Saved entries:
Start
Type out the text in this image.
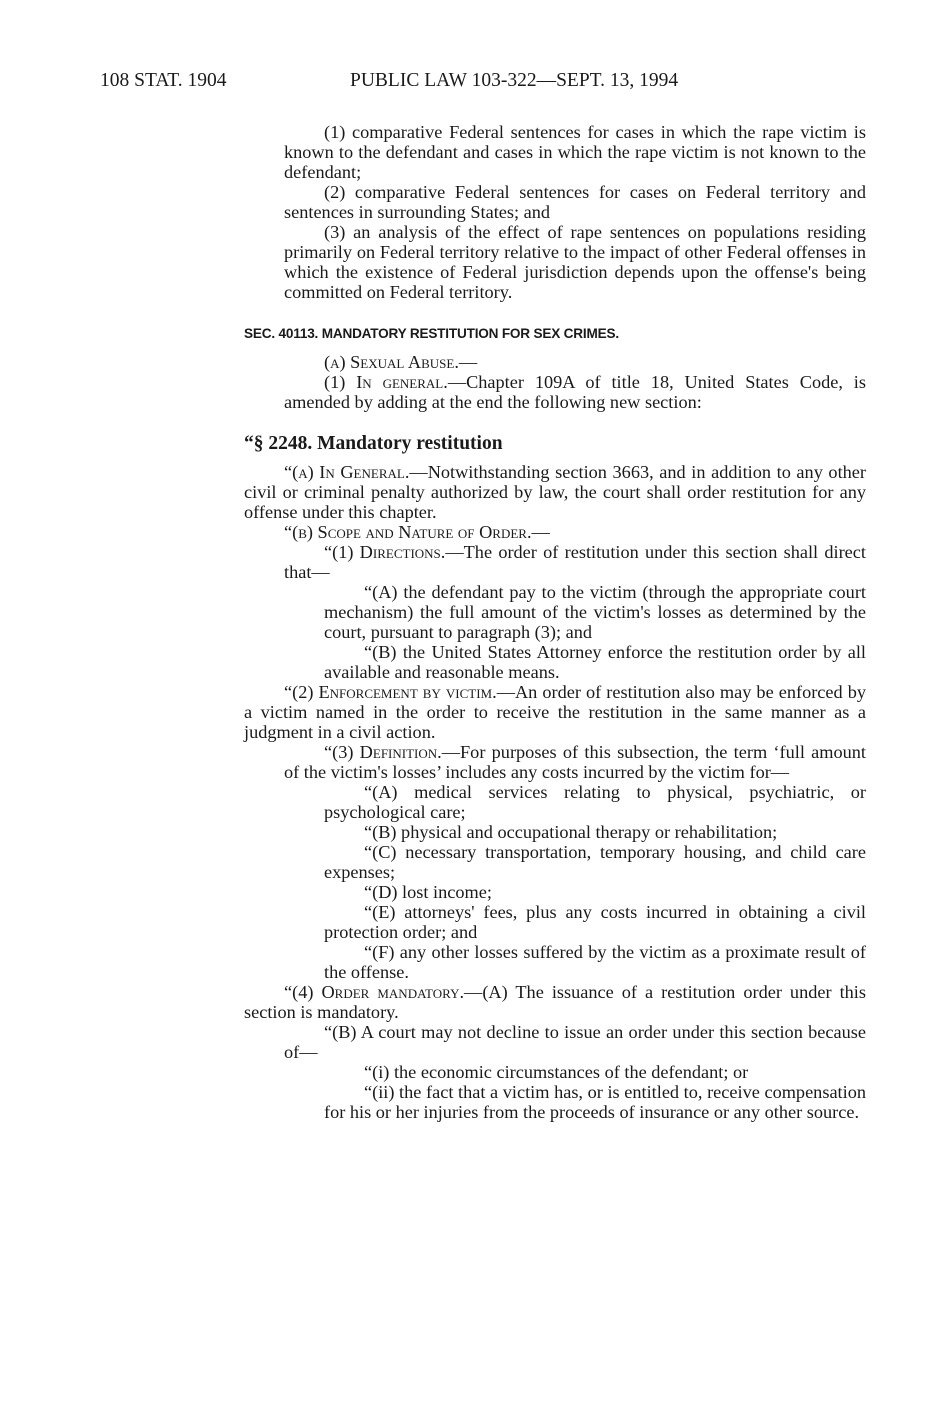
108 STAT. 1904	PUBLIC LAW 103-322—SEPT. 13, 1994

(1) comparative Federal sentences for cases in which the rape victim is known to the defendant and cases in which the rape victim is not known to the defendant;

(2) comparative Federal sentences for cases on Federal territory and sentences in surrounding States; and

(3) an analysis of the effect of rape sentences on populations residing primarily on Federal territory relative to the impact of other Federal offenses in which the existence of Federal jurisdiction depends upon the offense's being committed on Federal territory.

SEC. 40113. MANDATORY RESTITUTION FOR SEX CRIMES.

(a) Sexual Abuse.—

(1) In general.—Chapter 109A of title 18, United States Code, is amended by adding at the end the following new section:

“§ 2248. Mandatory restitution

“(a) In General.—Notwithstanding section 3663, and in addition to any other civil or criminal penalty authorized by law, the court shall order restitution for any offense under this chapter.

“(b) Scope and Nature of Order.—

“(1) Directions.—The order of restitution under this section shall direct that—

“(A) the defendant pay to the victim (through the appropriate court mechanism) the full amount of the victim's losses as determined by the court, pursuant to paragraph (3); and

“(B) the United States Attorney enforce the restitution order by all available and reasonable means.

“(2) Enforcement by victim.—An order of restitution also may be enforced by a victim named in the order to receive the restitution in the same manner as a judgment in a civil action.

“(3) Definition.—For purposes of this subsection, the term ‘full amount of the victim's losses’ includes any costs incurred by the victim for—

“(A) medical services relating to physical, psychiatric, or psychological care;

“(B) physical and occupational therapy or rehabilitation;

“(C) necessary transportation, temporary housing, and child care expenses;

“(D) lost income;

“(E) attorneys' fees, plus any costs incurred in obtaining a civil protection order; and

“(F) any other losses suffered by the victim as a proximate result of the offense.

“(4) Order mandatory.—(A) The issuance of a restitution order under this section is mandatory.

“(B) A court may not decline to issue an order under this section because of—

“(i) the economic circumstances of the defendant; or

“(ii) the fact that a victim has, or is entitled to, receive compensation for his or her injuries from the proceeds of insurance or any other source.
End
## [SHORT EXERCISE]
Write out the records above exactly as they stand, leaving out every picture.

## [RESULT OF THE EXERCISE]
Type out the text in this image.
108 STAT. 1904	PUBLIC LAW 103-322—SEPT. 13, 1994

(1) comparative Federal sentences for cases in which the rape victim is known to the defendant and cases in which the rape victim is not known to the defendant;

(2) comparative Federal sentences for cases on Federal territory and sentences in surrounding States; and

(3) an analysis of the effect of rape sentences on populations residing primarily on Federal territory relative to the impact of other Federal offenses in which the existence of Federal jurisdiction depends upon the offense's being committed on Federal territory.

SEC. 40113. MANDATORY RESTITUTION FOR SEX CRIMES.

(a) Sexual Abuse.—

(1) In general.—Chapter 109A of title 18, United States Code, is amended by adding at the end the following new section:

“§ 2248. Mandatory restitution

“(a) In General.—Notwithstanding section 3663, and in addition to any other civil or criminal penalty authorized by law, the court shall order restitution for any offense under this chapter.

“(b) Scope and Nature of Order.—

“(1) Directions.—The order of restitution under this section shall direct that—

“(A) the defendant pay to the victim (through the appropriate court mechanism) the full amount of the victim's losses as determined by the court, pursuant to paragraph (3); and

“(B) the United States Attorney enforce the restitution order by all available and reasonable means.

“(2) Enforcement by victim.—An order of restitution also may be enforced by a victim named in the order to receive the restitution in the same manner as a judgment in a civil action.

“(3) Definition.—For purposes of this subsection, the term ‘full amount of the victim's losses’ includes any costs incurred by the victim for—

“(A) medical services relating to physical, psychiatric, or psychological care;

“(B) physical and occupational therapy or rehabilitation;

“(C) necessary transportation, temporary housing, and child care expenses;

“(D) lost income;

“(E) attorneys' fees, plus any costs incurred in obtaining a civil protection order; and

“(F) any other losses suffered by the victim as a proximate result of the offense.

“(4) Order mandatory.—(A) The issuance of a restitution order under this section is mandatory.

“(B) A court may not decline to issue an order under this section because of—

“(i) the economic circumstances of the defendant; or

“(ii) the fact that a victim has, or is entitled to, receive compensation for his or her injuries from the proceeds of insurance or any other source.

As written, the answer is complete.